EXERCISE:
Please transcribe the data below exactly. Leave the pictures out.

--- MATERIAL SUPPLIED ---

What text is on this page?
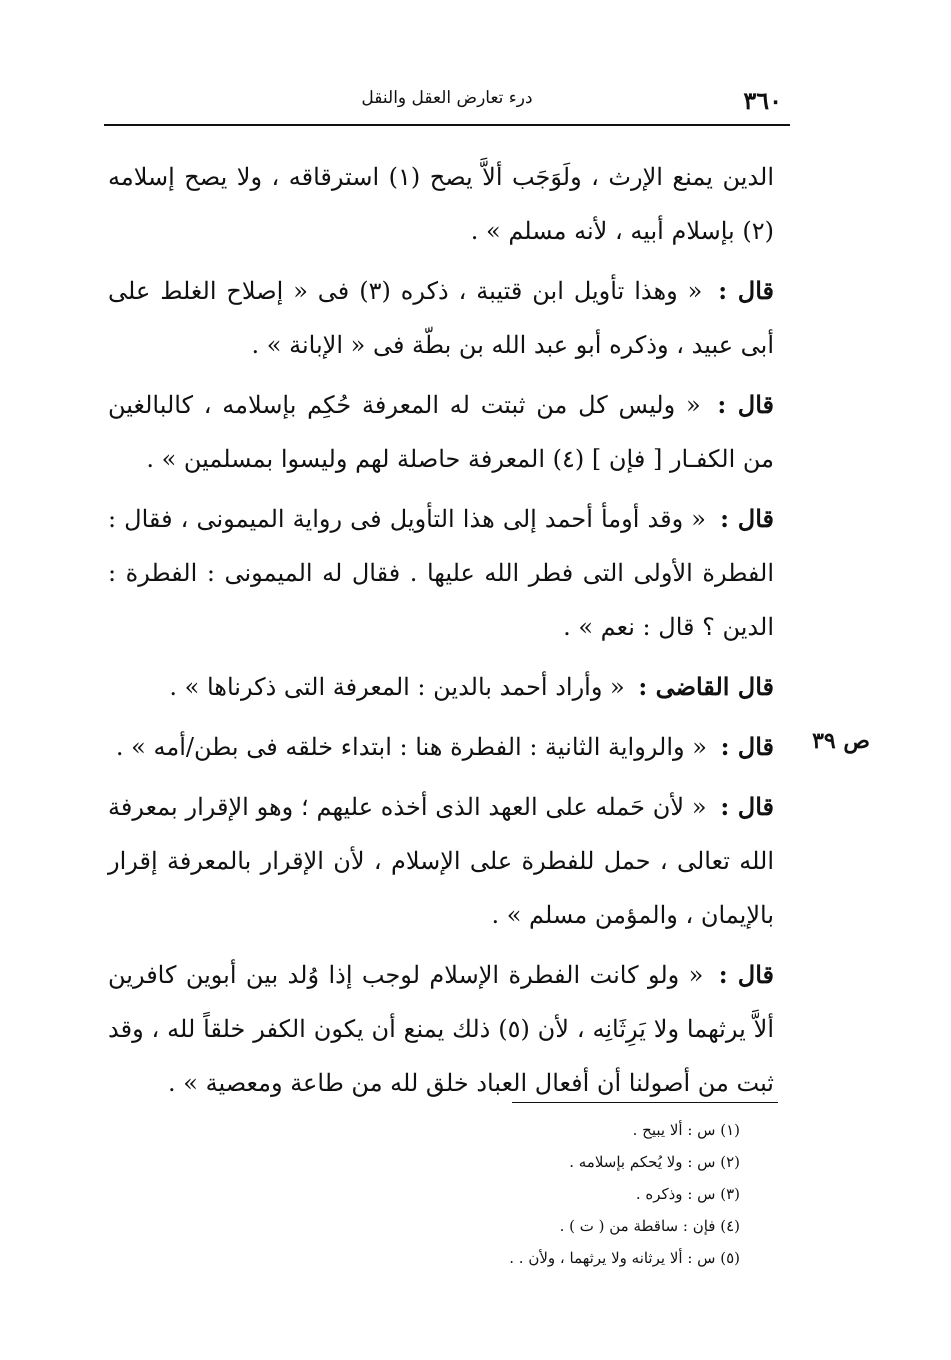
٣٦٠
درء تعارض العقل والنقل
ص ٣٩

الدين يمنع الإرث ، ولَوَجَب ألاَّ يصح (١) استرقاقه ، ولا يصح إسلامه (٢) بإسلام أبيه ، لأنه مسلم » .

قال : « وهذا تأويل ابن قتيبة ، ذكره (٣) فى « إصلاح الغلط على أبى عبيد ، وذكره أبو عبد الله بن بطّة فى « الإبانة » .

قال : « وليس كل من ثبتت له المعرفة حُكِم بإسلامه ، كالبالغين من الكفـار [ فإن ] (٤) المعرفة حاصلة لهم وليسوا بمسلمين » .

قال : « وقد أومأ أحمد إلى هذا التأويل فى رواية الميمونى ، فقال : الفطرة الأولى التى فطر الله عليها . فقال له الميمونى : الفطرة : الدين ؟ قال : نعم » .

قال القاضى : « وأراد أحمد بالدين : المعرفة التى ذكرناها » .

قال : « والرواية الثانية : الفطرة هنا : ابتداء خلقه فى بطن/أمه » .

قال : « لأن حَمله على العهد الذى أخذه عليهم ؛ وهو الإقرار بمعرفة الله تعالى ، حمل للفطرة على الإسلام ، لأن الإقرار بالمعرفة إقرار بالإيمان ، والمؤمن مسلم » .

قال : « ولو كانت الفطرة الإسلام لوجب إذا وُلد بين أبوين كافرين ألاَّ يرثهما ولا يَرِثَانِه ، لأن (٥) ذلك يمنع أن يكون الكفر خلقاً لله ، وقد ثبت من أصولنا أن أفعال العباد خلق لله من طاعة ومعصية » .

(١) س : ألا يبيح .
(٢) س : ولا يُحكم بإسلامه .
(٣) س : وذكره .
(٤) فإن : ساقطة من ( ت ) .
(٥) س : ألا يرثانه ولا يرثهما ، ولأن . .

---

COMPLETED TASK:
What text is on this page?
٣٦٠
درء تعارض العقل والنقل
ص ٣٩

الدين يمنع الإرث ، ولَوَجَب ألاَّ يصح (١) استرقاقه ، ولا يصح إسلامه (٢) بإسلام أبيه ، لأنه مسلم » .

قال : « وهذا تأويل ابن قتيبة ، ذكره (٣) فى « إصلاح الغلط على أبى عبيد ، وذكره أبو عبد الله بن بطّة فى « الإبانة » .

قال : « وليس كل من ثبتت له المعرفة حُكِم بإسلامه ، كالبالغين من الكفـار [ فإن ] (٤) المعرفة حاصلة لهم وليسوا بمسلمين » .

قال : « وقد أومأ أحمد إلى هذا التأويل فى رواية الميمونى ، فقال : الفطرة الأولى التى فطر الله عليها . فقال له الميمونى : الفطرة : الدين ؟ قال : نعم » .

قال القاضى : « وأراد أحمد بالدين : المعرفة التى ذكرناها » .

قال : « والرواية الثانية : الفطرة هنا : ابتداء خلقه فى بطن/أمه » .

قال : « لأن حَمله على العهد الذى أخذه عليهم ؛ وهو الإقرار بمعرفة الله تعالى ، حمل للفطرة على الإسلام ، لأن الإقرار بالمعرفة إقرار بالإيمان ، والمؤمن مسلم » .

قال : « ولو كانت الفطرة الإسلام لوجب إذا وُلد بين أبوين كافرين ألاَّ يرثهما ولا يَرِثَانِه ، لأن (٥) ذلك يمنع أن يكون الكفر خلقاً لله ، وقد ثبت من أصولنا أن أفعال العباد خلق لله من طاعة ومعصية » .

(١) س : ألا يبيح .
(٢) س : ولا يُحكم بإسلامه .
(٣) س : وذكره .
(٤) فإن : ساقطة من ( ت ) .
(٥) س : ألا يرثانه ولا يرثهما ، ولأن . .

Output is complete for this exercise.